**Record excerpts**
++++++
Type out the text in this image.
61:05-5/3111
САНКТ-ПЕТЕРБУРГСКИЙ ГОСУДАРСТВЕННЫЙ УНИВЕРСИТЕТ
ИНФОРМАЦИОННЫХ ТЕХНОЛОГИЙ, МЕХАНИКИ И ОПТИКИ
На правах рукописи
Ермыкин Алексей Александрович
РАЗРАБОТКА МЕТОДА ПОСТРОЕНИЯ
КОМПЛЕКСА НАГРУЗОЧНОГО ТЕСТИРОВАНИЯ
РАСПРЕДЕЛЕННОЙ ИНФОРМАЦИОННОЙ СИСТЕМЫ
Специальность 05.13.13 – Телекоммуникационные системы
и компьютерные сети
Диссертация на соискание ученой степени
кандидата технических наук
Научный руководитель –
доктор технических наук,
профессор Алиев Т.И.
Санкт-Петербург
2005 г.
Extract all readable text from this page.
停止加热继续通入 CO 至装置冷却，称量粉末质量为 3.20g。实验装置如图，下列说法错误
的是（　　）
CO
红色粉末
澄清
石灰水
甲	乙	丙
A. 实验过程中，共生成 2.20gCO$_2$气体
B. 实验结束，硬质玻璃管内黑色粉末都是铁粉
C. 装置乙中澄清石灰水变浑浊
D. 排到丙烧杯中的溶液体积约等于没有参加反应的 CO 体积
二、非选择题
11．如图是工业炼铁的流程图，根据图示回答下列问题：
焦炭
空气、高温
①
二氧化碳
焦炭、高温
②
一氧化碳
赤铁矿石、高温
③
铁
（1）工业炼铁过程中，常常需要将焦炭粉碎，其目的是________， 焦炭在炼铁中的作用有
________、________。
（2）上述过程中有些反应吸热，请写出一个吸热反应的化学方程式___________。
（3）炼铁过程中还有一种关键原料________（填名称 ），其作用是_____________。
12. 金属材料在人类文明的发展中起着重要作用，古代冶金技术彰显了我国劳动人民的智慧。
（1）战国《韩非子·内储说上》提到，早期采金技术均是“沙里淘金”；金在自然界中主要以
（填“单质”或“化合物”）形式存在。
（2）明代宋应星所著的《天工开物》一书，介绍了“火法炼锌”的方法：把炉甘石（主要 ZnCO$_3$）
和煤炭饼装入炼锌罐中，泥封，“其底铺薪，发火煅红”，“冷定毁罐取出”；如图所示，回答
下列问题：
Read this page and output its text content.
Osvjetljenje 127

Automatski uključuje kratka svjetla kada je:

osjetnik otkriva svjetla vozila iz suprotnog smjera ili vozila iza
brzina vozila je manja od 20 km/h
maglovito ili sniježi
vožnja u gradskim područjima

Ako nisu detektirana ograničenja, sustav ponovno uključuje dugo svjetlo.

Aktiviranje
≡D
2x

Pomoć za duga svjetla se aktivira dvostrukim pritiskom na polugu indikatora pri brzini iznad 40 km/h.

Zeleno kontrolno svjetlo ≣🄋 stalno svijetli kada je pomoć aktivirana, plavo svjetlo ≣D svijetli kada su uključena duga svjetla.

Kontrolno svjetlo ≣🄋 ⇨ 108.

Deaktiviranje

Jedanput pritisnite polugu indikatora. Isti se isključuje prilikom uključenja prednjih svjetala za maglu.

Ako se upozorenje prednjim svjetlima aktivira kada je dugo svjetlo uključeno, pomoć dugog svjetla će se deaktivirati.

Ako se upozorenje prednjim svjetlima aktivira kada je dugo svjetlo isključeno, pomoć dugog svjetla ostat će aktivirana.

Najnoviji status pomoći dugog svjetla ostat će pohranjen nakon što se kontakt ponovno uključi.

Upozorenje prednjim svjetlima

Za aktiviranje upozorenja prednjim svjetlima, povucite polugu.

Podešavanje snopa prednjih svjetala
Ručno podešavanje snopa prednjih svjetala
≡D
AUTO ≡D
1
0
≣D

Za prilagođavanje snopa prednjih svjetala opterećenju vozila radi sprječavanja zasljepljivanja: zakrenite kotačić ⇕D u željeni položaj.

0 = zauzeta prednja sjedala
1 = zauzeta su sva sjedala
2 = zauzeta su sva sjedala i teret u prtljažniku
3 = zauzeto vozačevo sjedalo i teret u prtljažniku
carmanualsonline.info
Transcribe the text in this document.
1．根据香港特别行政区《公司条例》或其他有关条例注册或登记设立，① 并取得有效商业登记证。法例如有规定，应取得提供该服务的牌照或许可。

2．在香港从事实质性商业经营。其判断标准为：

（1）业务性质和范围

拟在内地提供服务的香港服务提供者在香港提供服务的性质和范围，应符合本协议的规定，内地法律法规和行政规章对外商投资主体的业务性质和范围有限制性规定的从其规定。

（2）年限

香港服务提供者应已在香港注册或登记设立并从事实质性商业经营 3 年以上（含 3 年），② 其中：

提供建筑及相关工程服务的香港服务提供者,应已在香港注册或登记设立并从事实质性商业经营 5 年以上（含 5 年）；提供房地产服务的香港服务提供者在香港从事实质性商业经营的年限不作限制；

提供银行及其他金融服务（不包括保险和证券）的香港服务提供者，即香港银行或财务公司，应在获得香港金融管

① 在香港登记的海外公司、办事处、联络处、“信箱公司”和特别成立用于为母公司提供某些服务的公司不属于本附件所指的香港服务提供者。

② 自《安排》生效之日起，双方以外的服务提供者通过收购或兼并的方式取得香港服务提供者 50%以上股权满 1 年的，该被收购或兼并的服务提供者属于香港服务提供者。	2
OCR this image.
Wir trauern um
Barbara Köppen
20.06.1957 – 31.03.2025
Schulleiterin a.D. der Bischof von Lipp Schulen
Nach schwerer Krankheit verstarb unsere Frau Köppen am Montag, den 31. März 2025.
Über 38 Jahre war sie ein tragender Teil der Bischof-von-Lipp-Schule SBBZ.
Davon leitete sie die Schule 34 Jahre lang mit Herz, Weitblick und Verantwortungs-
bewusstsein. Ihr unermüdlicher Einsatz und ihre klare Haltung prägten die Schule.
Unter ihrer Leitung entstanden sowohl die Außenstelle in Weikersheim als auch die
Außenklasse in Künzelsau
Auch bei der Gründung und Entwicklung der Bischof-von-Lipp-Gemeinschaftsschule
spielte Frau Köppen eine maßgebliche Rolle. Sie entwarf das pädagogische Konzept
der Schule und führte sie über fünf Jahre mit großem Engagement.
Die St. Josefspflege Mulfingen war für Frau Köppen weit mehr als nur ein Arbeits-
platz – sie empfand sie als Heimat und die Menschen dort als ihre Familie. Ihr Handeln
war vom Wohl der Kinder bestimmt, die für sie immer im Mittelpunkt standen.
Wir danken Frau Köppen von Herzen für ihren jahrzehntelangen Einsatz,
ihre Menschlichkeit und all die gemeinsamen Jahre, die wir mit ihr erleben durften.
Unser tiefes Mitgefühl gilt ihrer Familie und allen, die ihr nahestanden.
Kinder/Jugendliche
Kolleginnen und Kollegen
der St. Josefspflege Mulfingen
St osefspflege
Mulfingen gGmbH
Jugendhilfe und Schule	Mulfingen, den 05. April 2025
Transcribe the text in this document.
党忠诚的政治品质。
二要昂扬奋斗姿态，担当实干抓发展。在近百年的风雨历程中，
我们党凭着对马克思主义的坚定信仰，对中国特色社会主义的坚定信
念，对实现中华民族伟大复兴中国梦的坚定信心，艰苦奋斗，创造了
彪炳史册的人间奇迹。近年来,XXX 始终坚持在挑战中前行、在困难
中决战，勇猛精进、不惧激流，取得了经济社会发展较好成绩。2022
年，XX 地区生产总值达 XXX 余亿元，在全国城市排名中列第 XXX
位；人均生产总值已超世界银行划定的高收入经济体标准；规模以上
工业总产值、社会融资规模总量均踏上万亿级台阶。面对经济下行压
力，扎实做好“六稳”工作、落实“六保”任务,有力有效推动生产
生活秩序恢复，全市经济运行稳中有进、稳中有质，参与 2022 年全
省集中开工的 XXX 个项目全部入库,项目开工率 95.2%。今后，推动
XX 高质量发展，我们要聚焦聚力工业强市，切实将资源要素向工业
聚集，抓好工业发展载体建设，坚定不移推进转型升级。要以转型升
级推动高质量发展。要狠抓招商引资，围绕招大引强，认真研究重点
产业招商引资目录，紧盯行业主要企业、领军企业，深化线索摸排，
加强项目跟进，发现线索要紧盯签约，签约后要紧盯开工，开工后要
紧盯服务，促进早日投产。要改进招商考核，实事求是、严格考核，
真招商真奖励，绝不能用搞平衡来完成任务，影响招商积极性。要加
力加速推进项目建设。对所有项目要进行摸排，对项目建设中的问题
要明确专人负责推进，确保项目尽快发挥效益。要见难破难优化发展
++++++
**Problem description**
Identify every line where the string "vozila" appears.

**Answer in full**
osjetnik otkriva svjetla vozila iz suprotnog smjera ili vozila iza
brzina vozila je manja od 20 km/h
Za prilagođavanje snopa prednjih svjetala opterećenju vozila radi sprječavanja zasljepljivanja: zakrenite kotačić ⇕D u željeni položaj.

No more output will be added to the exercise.